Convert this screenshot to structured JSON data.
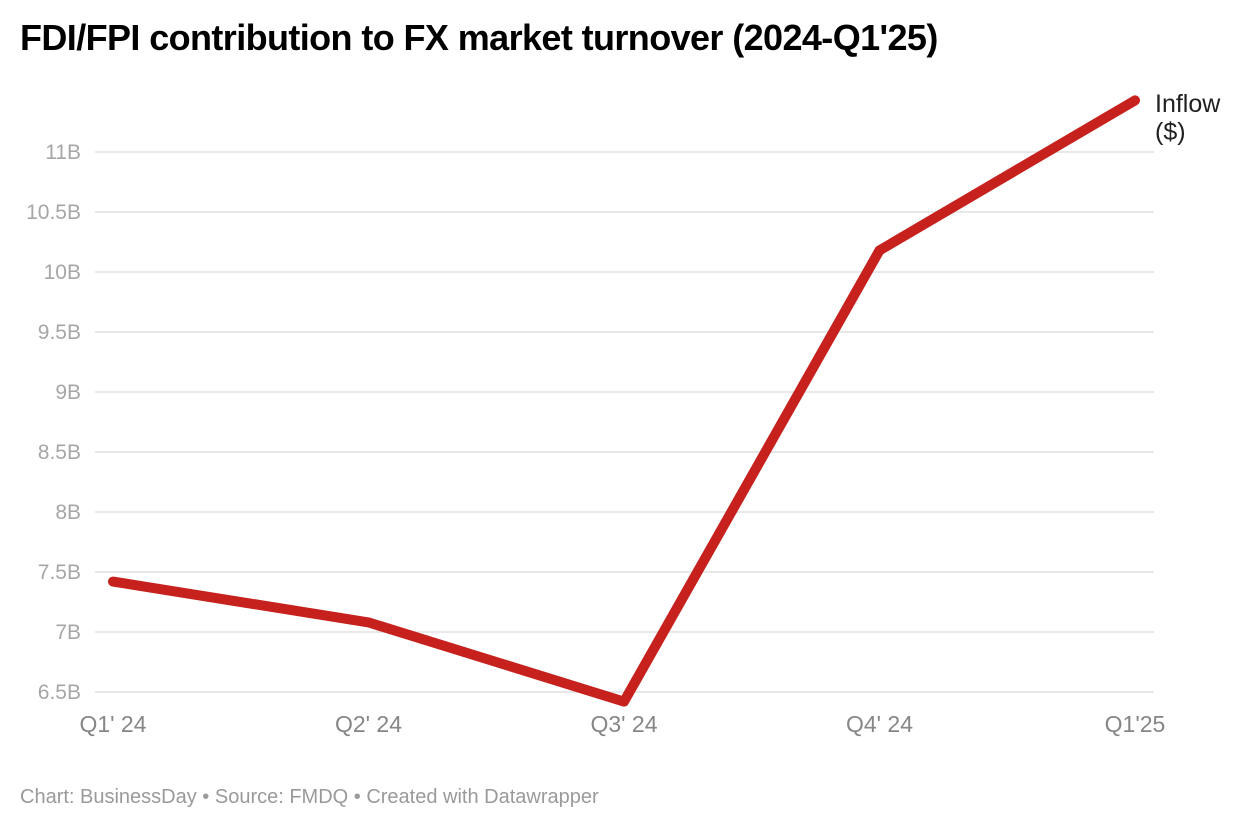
{
  "header": {
    "title": "FDI/FPI contribution to FX market turnover (2024-Q1'25)"
  },
  "footer": {
    "credit": "Chart: BusinessDay • Source: FMDQ • Created with Datawrapper"
  },
  "chart_data": {
    "type": "line",
    "title": "FDI/FPI contribution to FX market turnover (2024-Q1'25)",
    "categories": [
      "Q1' 24",
      "Q2' 24",
      "Q3' 24",
      "Q4' 24",
      "Q1'25"
    ],
    "series": [
      {
        "name": "Inflow ($)",
        "label_lines": [
          "Inflow",
          "($)"
        ],
        "values": [
          7.42,
          7.08,
          6.42,
          10.18,
          11.43
        ]
      }
    ],
    "unit": "B",
    "xlabel": "",
    "ylabel": "",
    "ylim": [
      6.5,
      11.5
    ],
    "ytick_step": 0.5,
    "ytick_labels": [
      "6.5B",
      "7B",
      "7.5B",
      "8B",
      "8.5B",
      "9B",
      "9.5B",
      "10B",
      "10.5B",
      "11B"
    ],
    "grid": true,
    "legend_position": "end-of-line"
  },
  "colors": {
    "line": "#c7211e",
    "grid": "#e8e8e8",
    "ytick_text": "#a6a6a6",
    "xtick_text": "#868686",
    "legend_text": "#202020",
    "title_text": "#000000",
    "credit_text": "#9a9a9a"
  }
}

What the task asks: Keep the pictures out of the copy and return the rest of the data above exactly.

Answer for the task:
Convert this screenshot to structured JSON data.
{
  "header": {
    "title": "FDI/FPI contribution to FX market turnover (2024-Q1'25)"
  },
  "footer": {
    "credit": "Chart: BusinessDay • Source: FMDQ • Created with Datawrapper"
  },
  "chart_data": {
    "type": "line",
    "title": "FDI/FPI contribution to FX market turnover (2024-Q1'25)",
    "categories": [
      "Q1' 24",
      "Q2' 24",
      "Q3' 24",
      "Q4' 24",
      "Q1'25"
    ],
    "series": [
      {
        "name": "Inflow ($)",
        "label_lines": [
          "Inflow",
          "($)"
        ],
        "values": [
          7.42,
          7.08,
          6.42,
          10.18,
          11.43
        ]
      }
    ],
    "unit": "B",
    "xlabel": "",
    "ylabel": "",
    "ylim": [
      6.5,
      11.5
    ],
    "ytick_step": 0.5,
    "ytick_labels": [
      "6.5B",
      "7B",
      "7.5B",
      "8B",
      "8.5B",
      "9B",
      "9.5B",
      "10B",
      "10.5B",
      "11B"
    ],
    "grid": true,
    "legend_position": "end-of-line"
  },
  "colors": {
    "line": "#c7211e",
    "grid": "#e8e8e8",
    "ytick_text": "#a6a6a6",
    "xtick_text": "#868686",
    "legend_text": "#202020",
    "title_text": "#000000",
    "credit_text": "#9a9a9a"
  }
}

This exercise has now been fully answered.